In the data below, find every line that has the string "Menu", and copy it.
Start
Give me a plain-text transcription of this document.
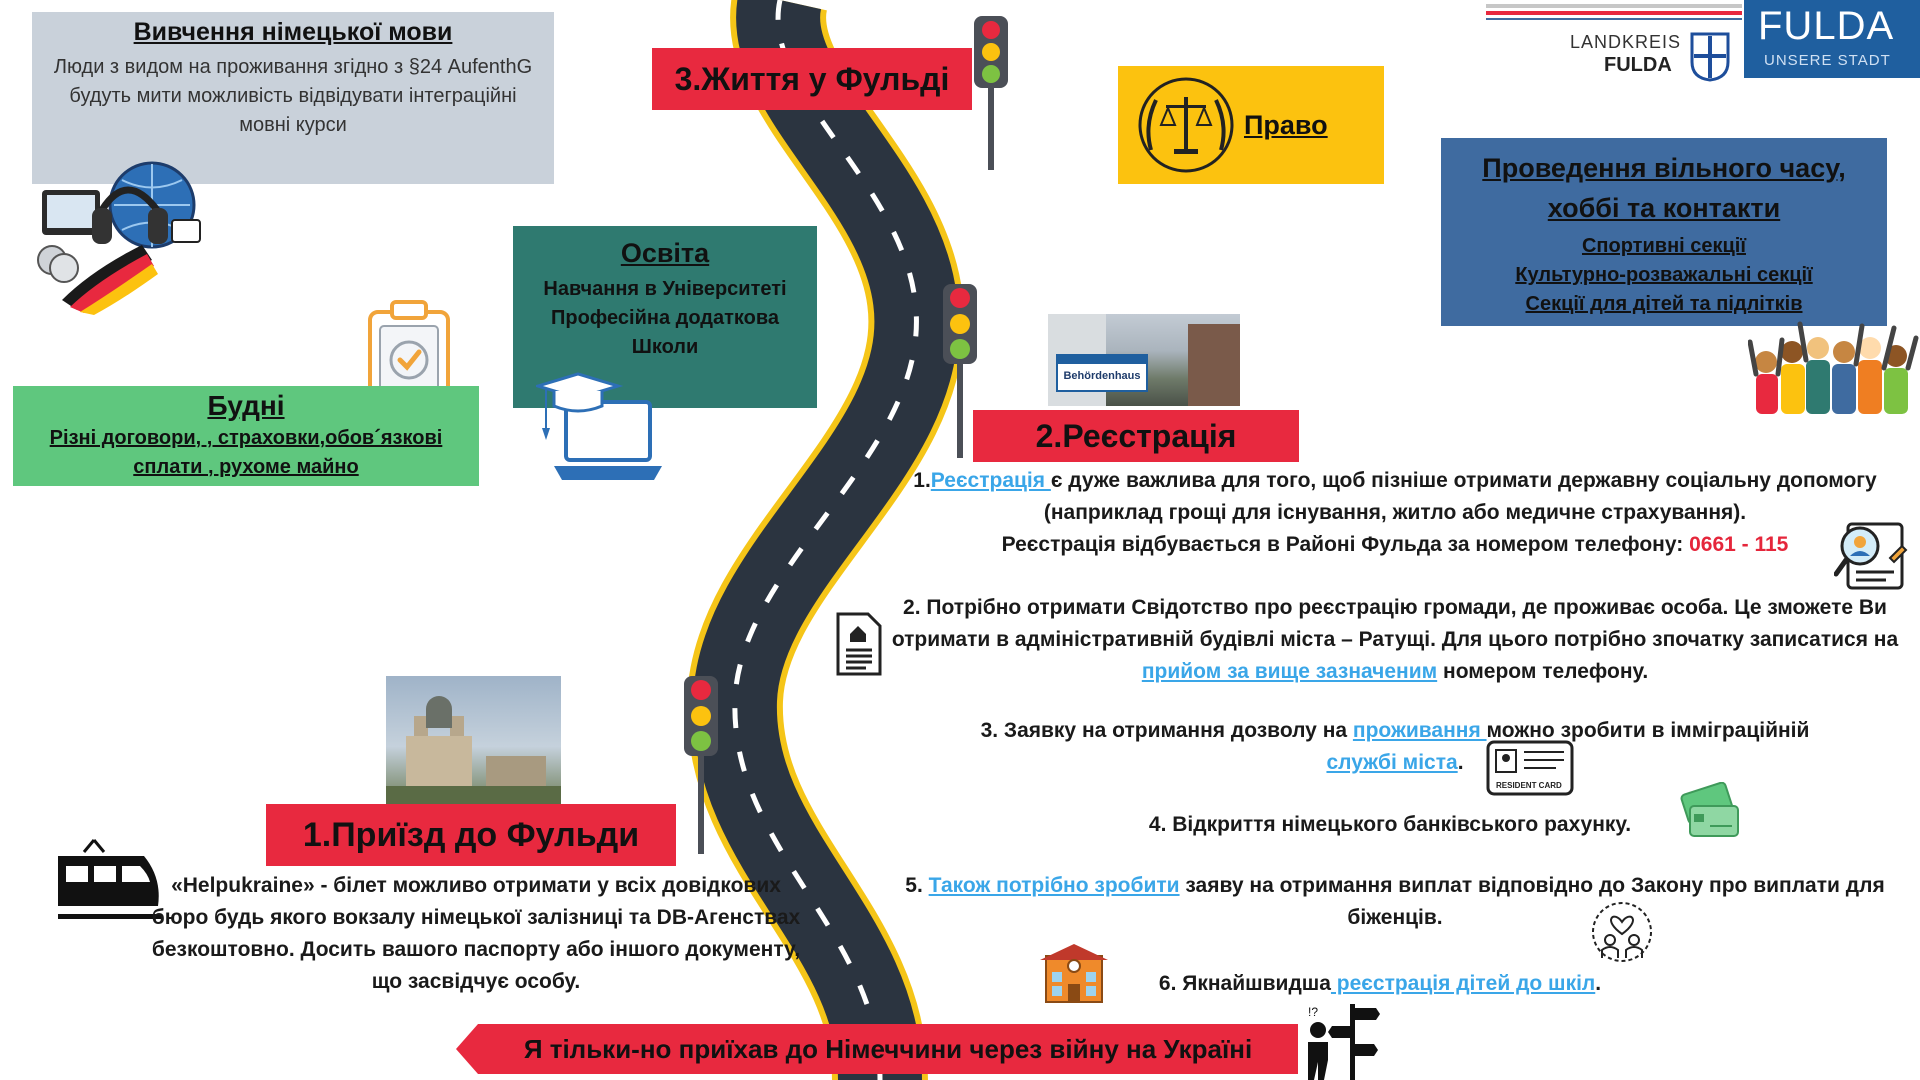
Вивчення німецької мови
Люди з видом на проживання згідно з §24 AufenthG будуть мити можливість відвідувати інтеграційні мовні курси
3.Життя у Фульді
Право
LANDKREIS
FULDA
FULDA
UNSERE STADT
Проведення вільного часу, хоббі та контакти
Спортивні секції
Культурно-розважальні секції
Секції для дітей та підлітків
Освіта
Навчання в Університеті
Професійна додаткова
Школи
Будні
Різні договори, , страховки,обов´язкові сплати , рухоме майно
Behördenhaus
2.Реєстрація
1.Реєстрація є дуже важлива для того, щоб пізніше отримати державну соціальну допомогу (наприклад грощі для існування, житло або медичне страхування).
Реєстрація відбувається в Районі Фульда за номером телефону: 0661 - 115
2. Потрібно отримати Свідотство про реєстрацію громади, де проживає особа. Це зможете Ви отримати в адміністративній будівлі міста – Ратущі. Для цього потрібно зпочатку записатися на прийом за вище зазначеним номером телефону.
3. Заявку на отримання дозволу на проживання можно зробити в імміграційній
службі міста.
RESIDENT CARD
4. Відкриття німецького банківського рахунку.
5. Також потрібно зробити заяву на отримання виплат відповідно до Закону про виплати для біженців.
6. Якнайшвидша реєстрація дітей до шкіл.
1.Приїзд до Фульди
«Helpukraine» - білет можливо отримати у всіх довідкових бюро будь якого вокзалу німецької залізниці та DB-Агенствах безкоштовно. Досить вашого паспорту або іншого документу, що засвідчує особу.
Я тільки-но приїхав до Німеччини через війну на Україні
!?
End
Start
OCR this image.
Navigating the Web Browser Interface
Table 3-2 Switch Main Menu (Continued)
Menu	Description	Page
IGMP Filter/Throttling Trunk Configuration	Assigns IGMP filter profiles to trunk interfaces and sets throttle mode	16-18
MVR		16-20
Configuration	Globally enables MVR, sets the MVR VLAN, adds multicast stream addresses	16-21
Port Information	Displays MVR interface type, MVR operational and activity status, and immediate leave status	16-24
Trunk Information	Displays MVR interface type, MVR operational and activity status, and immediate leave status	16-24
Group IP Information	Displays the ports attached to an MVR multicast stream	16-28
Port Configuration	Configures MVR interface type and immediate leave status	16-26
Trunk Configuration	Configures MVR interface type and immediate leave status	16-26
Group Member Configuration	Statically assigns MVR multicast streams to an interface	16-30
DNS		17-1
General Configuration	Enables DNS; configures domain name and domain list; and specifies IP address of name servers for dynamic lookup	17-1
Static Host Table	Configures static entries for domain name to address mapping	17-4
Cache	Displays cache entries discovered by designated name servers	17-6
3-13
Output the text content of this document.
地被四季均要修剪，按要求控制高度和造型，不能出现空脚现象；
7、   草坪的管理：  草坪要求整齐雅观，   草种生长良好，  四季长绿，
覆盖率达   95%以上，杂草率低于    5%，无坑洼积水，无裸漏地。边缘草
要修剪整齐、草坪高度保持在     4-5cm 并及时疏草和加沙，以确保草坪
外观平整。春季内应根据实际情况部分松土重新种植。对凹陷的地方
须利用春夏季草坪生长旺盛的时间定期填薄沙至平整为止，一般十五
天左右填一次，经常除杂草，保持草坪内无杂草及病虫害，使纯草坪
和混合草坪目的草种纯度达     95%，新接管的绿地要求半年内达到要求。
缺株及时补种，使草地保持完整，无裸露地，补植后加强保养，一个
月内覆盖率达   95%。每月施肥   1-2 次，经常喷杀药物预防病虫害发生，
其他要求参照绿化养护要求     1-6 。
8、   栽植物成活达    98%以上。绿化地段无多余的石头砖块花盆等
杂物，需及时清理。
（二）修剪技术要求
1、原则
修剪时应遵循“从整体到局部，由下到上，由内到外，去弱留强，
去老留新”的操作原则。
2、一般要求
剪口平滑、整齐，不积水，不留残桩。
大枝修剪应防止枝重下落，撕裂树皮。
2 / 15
End
[ANSWER]
Table 3-2 Switch Main Menu (Continued)
Menu	Description	Page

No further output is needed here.